## start DATA IN THIS EXERCISE
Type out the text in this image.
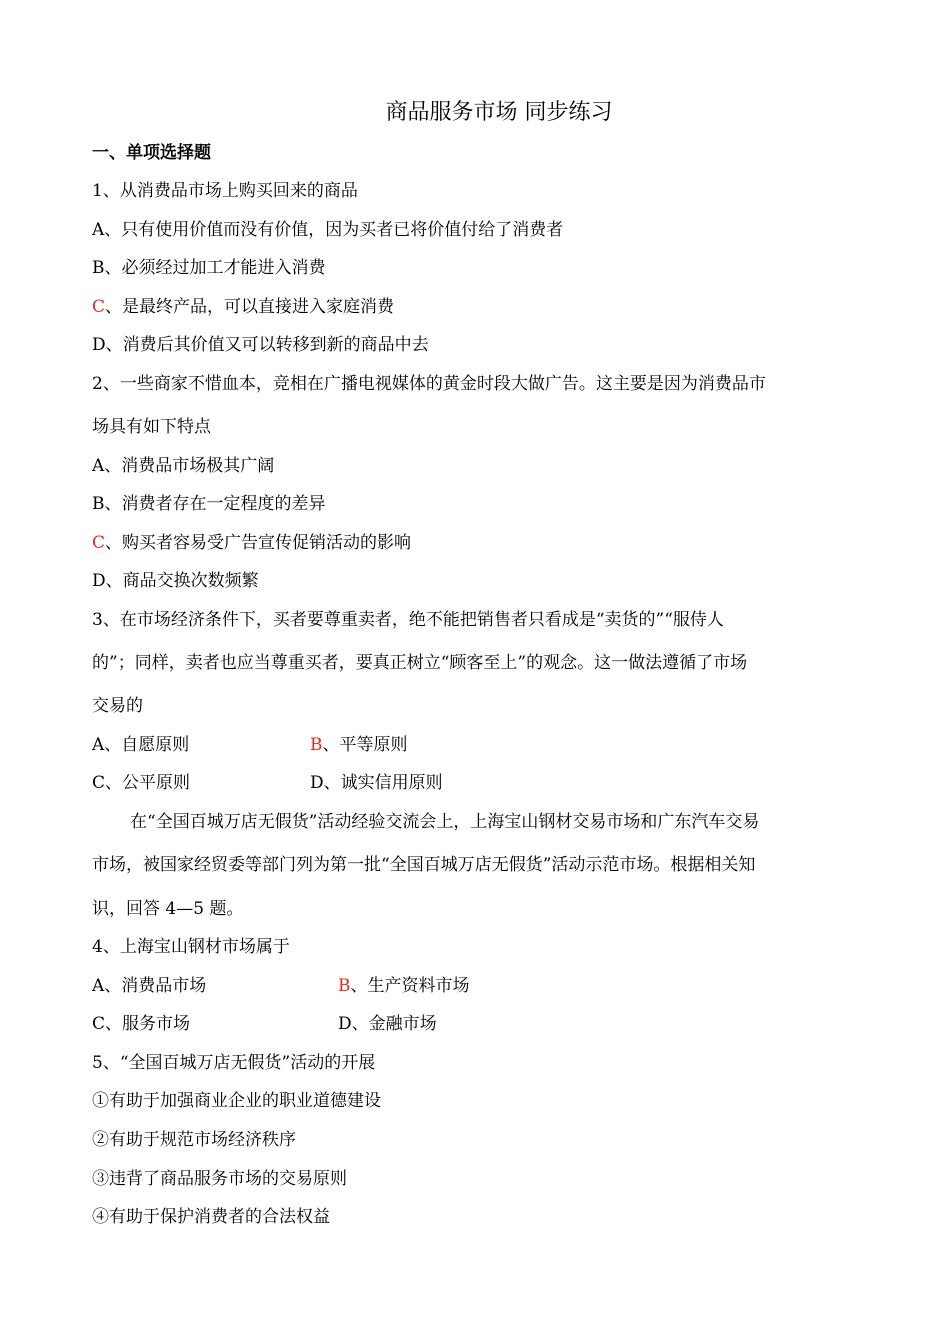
商品服务市场 同步练习
一、单项选择题
1、从消费品市场上购买回来的商品
A、只有使用价值而没有价值，因为买者已将价值付给了消费者
B、必须经过加工才能进入消费
C、是最终产品，可以直接进入家庭消费
D、消费后其价值又可以转移到新的商品中去
2、一些商家不惜血本，竞相在广播电视媒体的黄金时段大做广告。这主要是因为消费品市
场具有如下特点
A、消费品市场极其广阔
B、消费者存在一定程度的差异
C、购买者容易受广告宣传促销活动的影响
D、商品交换次数频繁
3、在市场经济条件下，买者要尊重卖者，绝不能把销售者只看成是“卖货的”“服侍人
的”；同样，卖者也应当尊重买者，要真正树立“顾客至上”的观念。这一做法遵循了市场
交易的
A、自愿原则	B、平等原则
C、公平原则	D、诚实信用原则
在“全国百城万店无假货”活动经验交流会上，上海宝山钢材交易市场和广东汽车交易
市场，被国家经贸委等部门列为第一批“全国百城万店无假货”活动示范市场。根据相关知
识，回答 4—5 题。
4、上海宝山钢材市场属于
A、消费品市场	B、生产资料市场
C、服务市场	D、金融市场
5、“全国百城万店无假货”活动的开展
①有助于加强商业企业的职业道德建设
②有助于规范市场经济秩序
③违背了商品服务市场的交易原则
④有助于保护消费者的合法权益
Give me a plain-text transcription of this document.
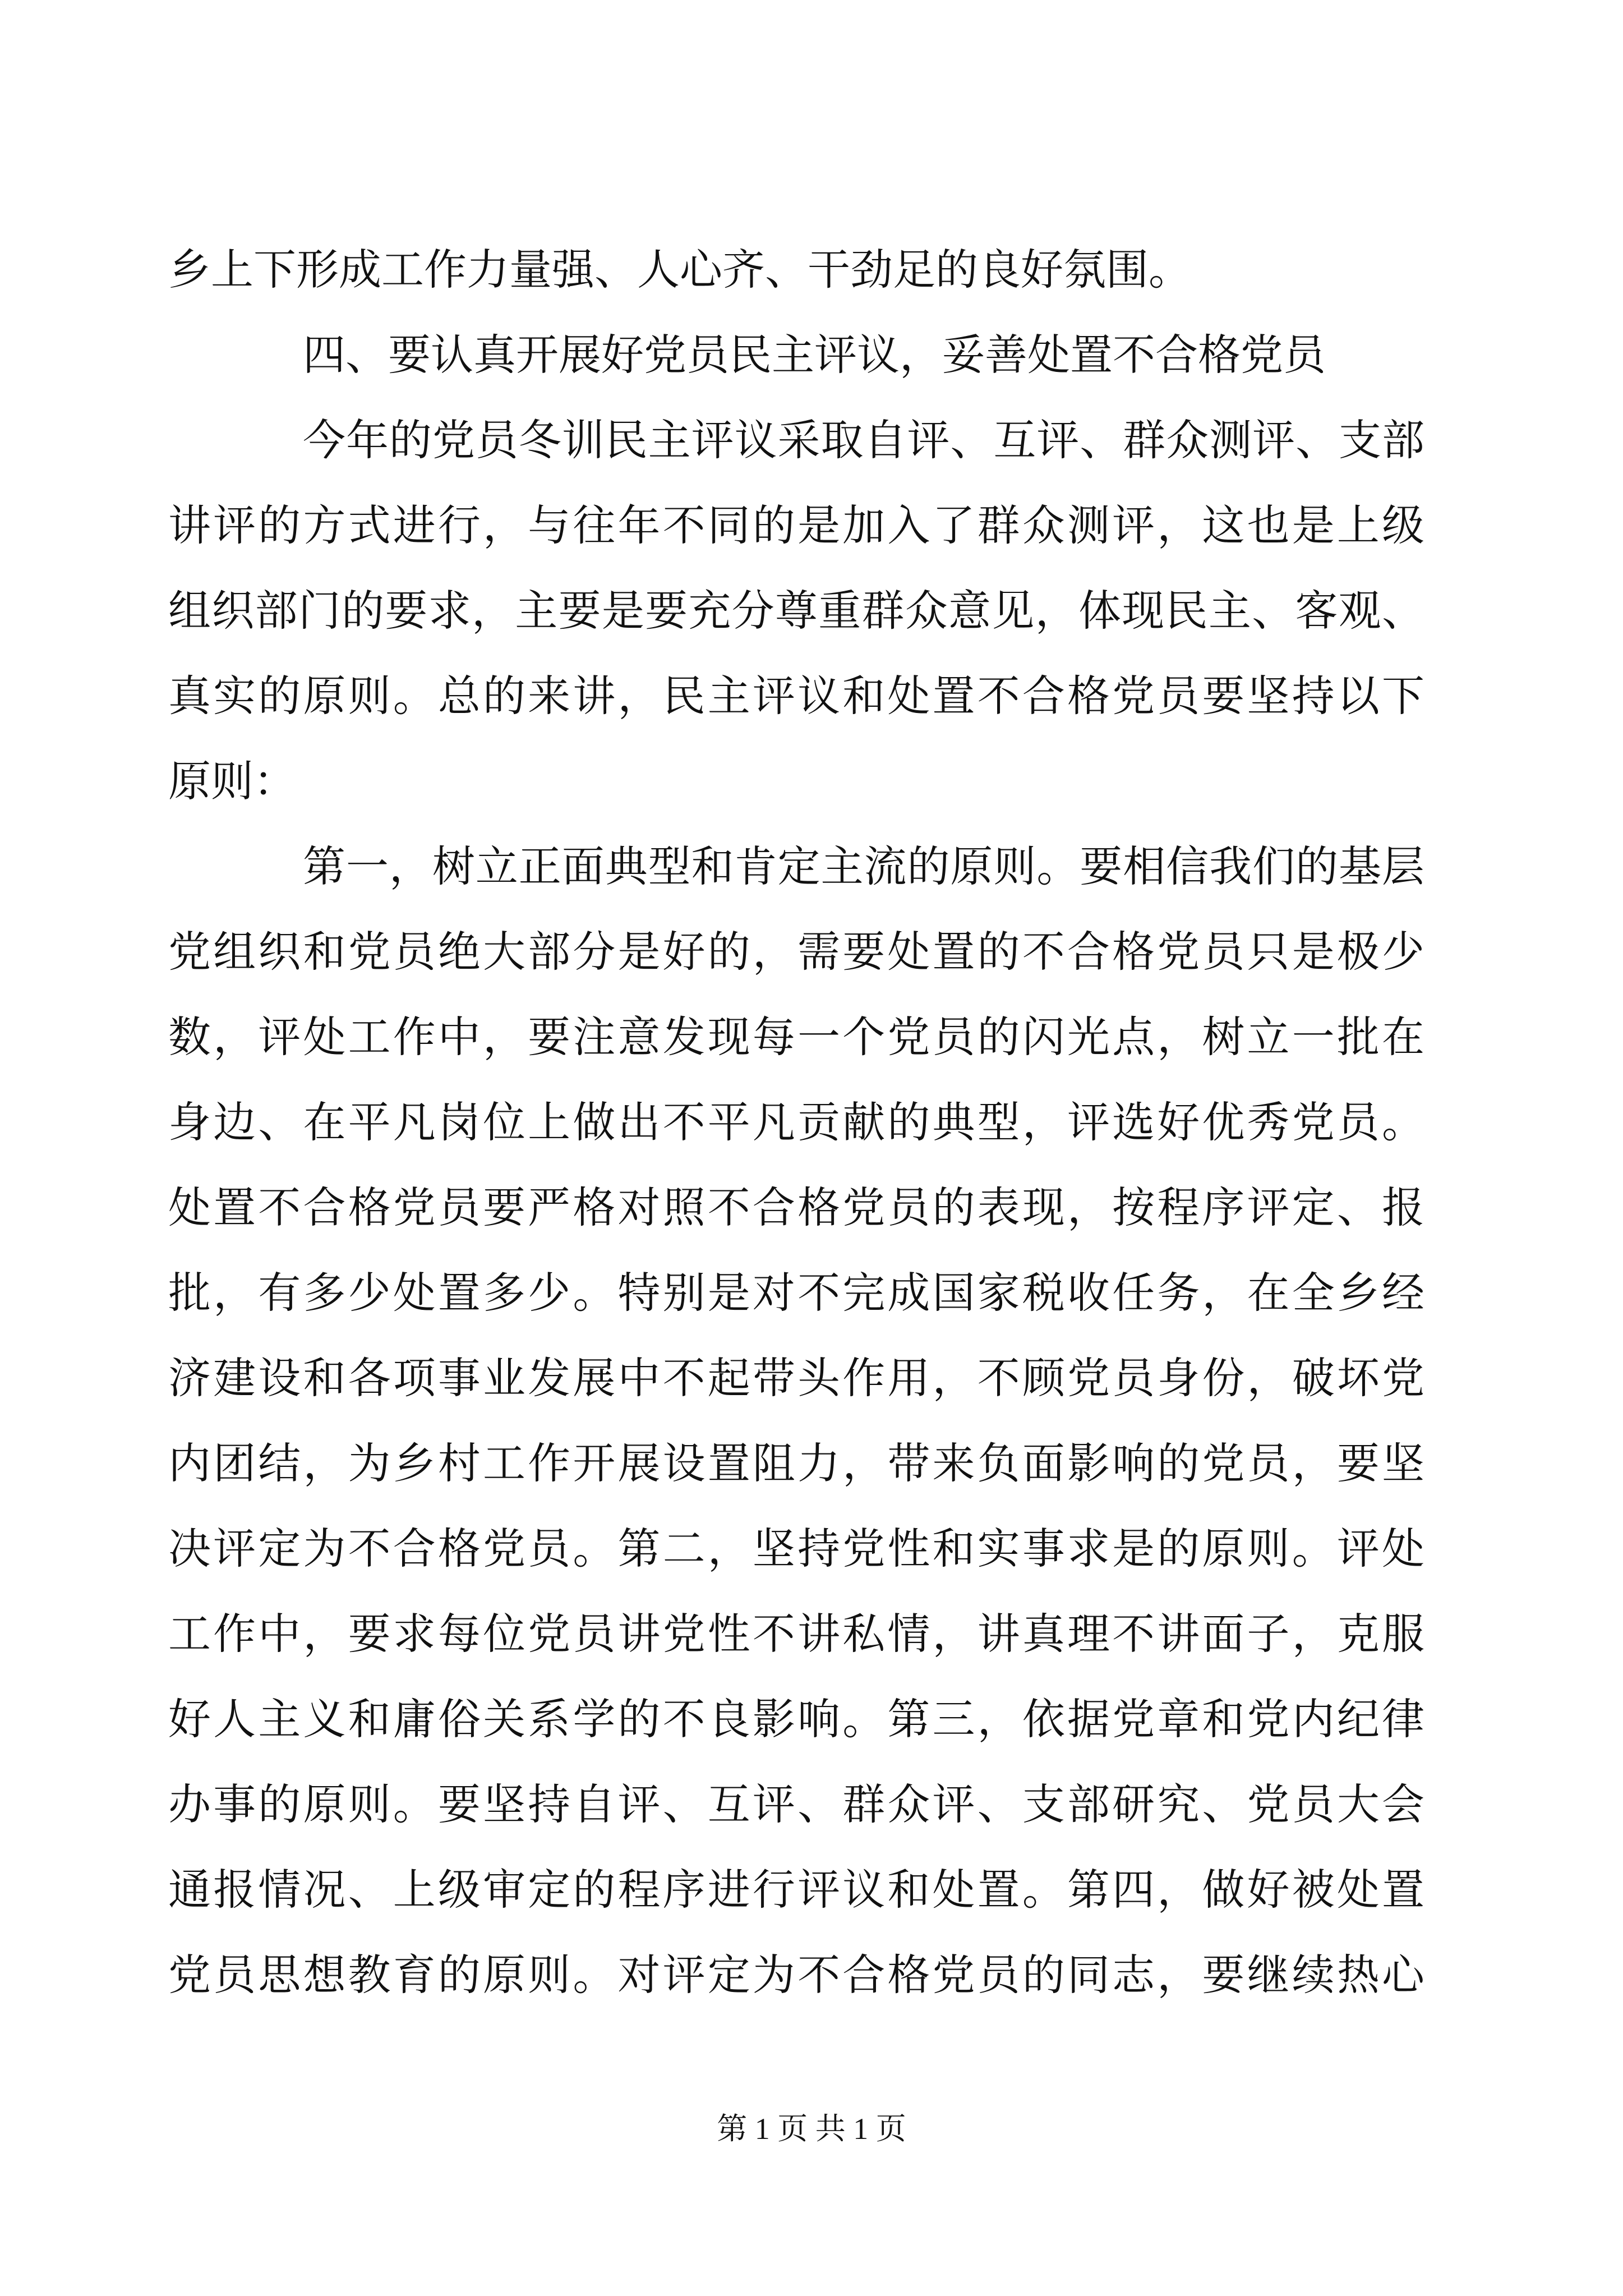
乡上下形成工作力量强、人心齐、干劲足的良好氛围。
四、要认真开展好党员民主评议，妥善处置不合格党员
今年的党员冬训民主评议采取自评、互评、群众测评、支部
讲评的方式进行，与往年不同的是加入了群众测评，这也是上级
组织部门的要求，主要是要充分尊重群众意见，体现民主、客观、
真实的原则。总的来讲，民主评议和处置不合格党员要坚持以下
原则：
第一，树立正面典型和肯定主流的原则。要相信我们的基层
党组织和党员绝大部分是好的，需要处置的不合格党员只是极少
数，评处工作中，要注意发现每一个党员的闪光点，树立一批在
身边、在平凡岗位上做出不平凡贡献的典型，评选好优秀党员。
处置不合格党员要严格对照不合格党员的表现，按程序评定、报
批，有多少处置多少。特别是对不完成国家税收任务，在全乡经
济建设和各项事业发展中不起带头作用，不顾党员身份，破坏党
内团结，为乡村工作开展设置阻力，带来负面影响的党员，要坚
决评定为不合格党员。第二，坚持党性和实事求是的原则。评处
工作中，要求每位党员讲党性不讲私情，讲真理不讲面子，克服
好人主义和庸俗关系学的不良影响。第三，依据党章和党内纪律
办事的原则。要坚持自评、互评、群众评、支部研究、党员大会
通报情况、上级审定的程序进行评议和处置。第四，做好被处置
党员思想教育的原则。对评定为不合格党员的同志，要继续热心
第 1 页 共 1 页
## end DATA IN THIS EXERCISE
• EXERCISE BRIEF:
From the material above, copy everything exactly but the pictures.

• RESULT OF THE TASK:
Type out the text in this image.
商品服务市场 同步练习
一、单项选择题
1、从消费品市场上购买回来的商品
A、只有使用价值而没有价值，因为买者已将价值付给了消费者
B、必须经过加工才能进入消费
C、是最终产品，可以直接进入家庭消费
D、消费后其价值又可以转移到新的商品中去
2、一些商家不惜血本，竞相在广播电视媒体的黄金时段大做广告。这主要是因为消费品市
场具有如下特点
A、消费品市场极其广阔
B、消费者存在一定程度的差异
C、购买者容易受广告宣传促销活动的影响
D、商品交换次数频繁
3、在市场经济条件下，买者要尊重卖者，绝不能把销售者只看成是“卖货的”“服侍人
的”；同样，卖者也应当尊重买者，要真正树立“顾客至上”的观念。这一做法遵循了市场
交易的
A、自愿原则	B、平等原则
C、公平原则	D、诚实信用原则
在“全国百城万店无假货”活动经验交流会上，上海宝山钢材交易市场和广东汽车交易
市场，被国家经贸委等部门列为第一批“全国百城万店无假货”活动示范市场。根据相关知
识，回答 4—5 题。
4、上海宝山钢材市场属于
A、消费品市场	B、生产资料市场
C、服务市场	D、金融市场
5、“全国百城万店无假货”活动的开展
①有助于加强商业企业的职业道德建设
②有助于规范市场经济秩序
③违背了商品服务市场的交易原则
④有助于保护消费者的合法权益
Give me a plain-text transcription of this document.
乡上下形成工作力量强、人心齐、干劲足的良好氛围。
四、要认真开展好党员民主评议，妥善处置不合格党员
今年的党员冬训民主评议采取自评、互评、群众测评、支部
讲评的方式进行，与往年不同的是加入了群众测评，这也是上级
组织部门的要求，主要是要充分尊重群众意见，体现民主、客观、
真实的原则。总的来讲，民主评议和处置不合格党员要坚持以下
原则：
第一，树立正面典型和肯定主流的原则。要相信我们的基层
党组织和党员绝大部分是好的，需要处置的不合格党员只是极少
数，评处工作中，要注意发现每一个党员的闪光点，树立一批在
身边、在平凡岗位上做出不平凡贡献的典型，评选好优秀党员。
处置不合格党员要严格对照不合格党员的表现，按程序评定、报
批，有多少处置多少。特别是对不完成国家税收任务，在全乡经
济建设和各项事业发展中不起带头作用，不顾党员身份，破坏党
内团结，为乡村工作开展设置阻力，带来负面影响的党员，要坚
决评定为不合格党员。第二，坚持党性和实事求是的原则。评处
工作中，要求每位党员讲党性不讲私情，讲真理不讲面子，克服
好人主义和庸俗关系学的不良影响。第三，依据党章和党内纪律
办事的原则。要坚持自评、互评、群众评、支部研究、党员大会
通报情况、上级审定的程序进行评议和处置。第四，做好被处置
党员思想教育的原则。对评定为不合格党员的同志，要继续热心
第 1 页 共 1 页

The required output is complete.